Stored data entries

----

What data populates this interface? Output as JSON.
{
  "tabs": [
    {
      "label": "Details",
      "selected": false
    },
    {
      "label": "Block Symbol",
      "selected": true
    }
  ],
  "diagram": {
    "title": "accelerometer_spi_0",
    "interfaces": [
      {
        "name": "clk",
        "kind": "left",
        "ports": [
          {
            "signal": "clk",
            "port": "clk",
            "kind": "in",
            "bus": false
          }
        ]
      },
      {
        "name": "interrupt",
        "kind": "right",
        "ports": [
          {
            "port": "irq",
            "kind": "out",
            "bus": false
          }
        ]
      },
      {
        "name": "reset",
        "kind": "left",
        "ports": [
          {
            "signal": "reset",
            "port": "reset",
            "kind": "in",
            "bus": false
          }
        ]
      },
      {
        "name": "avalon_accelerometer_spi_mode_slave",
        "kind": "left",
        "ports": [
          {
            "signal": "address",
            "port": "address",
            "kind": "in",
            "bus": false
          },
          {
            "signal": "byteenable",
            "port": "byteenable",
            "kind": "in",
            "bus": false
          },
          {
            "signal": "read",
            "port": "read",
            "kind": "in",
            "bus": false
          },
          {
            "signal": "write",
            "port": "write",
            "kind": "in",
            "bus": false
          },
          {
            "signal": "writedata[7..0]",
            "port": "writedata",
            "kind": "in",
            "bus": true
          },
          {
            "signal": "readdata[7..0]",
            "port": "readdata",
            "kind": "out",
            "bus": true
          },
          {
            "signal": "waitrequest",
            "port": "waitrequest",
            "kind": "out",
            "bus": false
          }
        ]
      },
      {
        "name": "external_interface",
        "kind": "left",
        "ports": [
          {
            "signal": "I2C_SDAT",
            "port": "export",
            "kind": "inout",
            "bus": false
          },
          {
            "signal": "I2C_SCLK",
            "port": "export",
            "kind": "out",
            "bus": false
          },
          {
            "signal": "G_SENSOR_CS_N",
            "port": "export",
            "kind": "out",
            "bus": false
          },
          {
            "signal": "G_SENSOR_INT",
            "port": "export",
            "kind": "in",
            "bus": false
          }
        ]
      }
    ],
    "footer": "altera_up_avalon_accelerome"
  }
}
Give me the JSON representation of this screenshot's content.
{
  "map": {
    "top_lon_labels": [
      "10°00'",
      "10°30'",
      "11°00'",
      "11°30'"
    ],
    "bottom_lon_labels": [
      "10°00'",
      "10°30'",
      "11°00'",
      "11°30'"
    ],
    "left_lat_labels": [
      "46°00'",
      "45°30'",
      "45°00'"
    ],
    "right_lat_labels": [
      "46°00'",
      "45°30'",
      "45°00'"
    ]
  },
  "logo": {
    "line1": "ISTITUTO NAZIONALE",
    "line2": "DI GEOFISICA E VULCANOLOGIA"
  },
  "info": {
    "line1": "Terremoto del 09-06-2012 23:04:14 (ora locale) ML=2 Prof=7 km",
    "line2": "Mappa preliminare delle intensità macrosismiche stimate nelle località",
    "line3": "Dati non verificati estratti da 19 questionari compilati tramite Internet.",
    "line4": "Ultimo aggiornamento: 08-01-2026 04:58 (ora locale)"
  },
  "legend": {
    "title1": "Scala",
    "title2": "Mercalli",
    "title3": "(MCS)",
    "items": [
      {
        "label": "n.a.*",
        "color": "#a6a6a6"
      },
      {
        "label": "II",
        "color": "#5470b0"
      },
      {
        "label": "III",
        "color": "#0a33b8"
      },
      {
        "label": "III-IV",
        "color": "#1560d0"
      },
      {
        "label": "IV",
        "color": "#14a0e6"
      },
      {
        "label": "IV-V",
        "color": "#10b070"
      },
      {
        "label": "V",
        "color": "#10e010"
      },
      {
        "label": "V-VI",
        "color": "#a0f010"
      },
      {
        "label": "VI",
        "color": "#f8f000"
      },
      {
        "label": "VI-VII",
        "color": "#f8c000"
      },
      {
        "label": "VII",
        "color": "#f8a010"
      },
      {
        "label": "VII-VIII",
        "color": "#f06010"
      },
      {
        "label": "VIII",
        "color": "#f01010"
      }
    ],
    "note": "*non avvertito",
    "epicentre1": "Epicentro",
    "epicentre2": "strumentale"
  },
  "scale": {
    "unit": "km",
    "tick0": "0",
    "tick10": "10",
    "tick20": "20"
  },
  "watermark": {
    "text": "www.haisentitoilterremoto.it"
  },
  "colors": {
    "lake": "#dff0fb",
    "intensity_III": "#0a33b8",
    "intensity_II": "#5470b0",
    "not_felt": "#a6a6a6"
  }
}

----

WRITTEN INSTRUCTION
In the data above, tally the lines holding "JSON" and answer with the figure only.

SOLUTION
2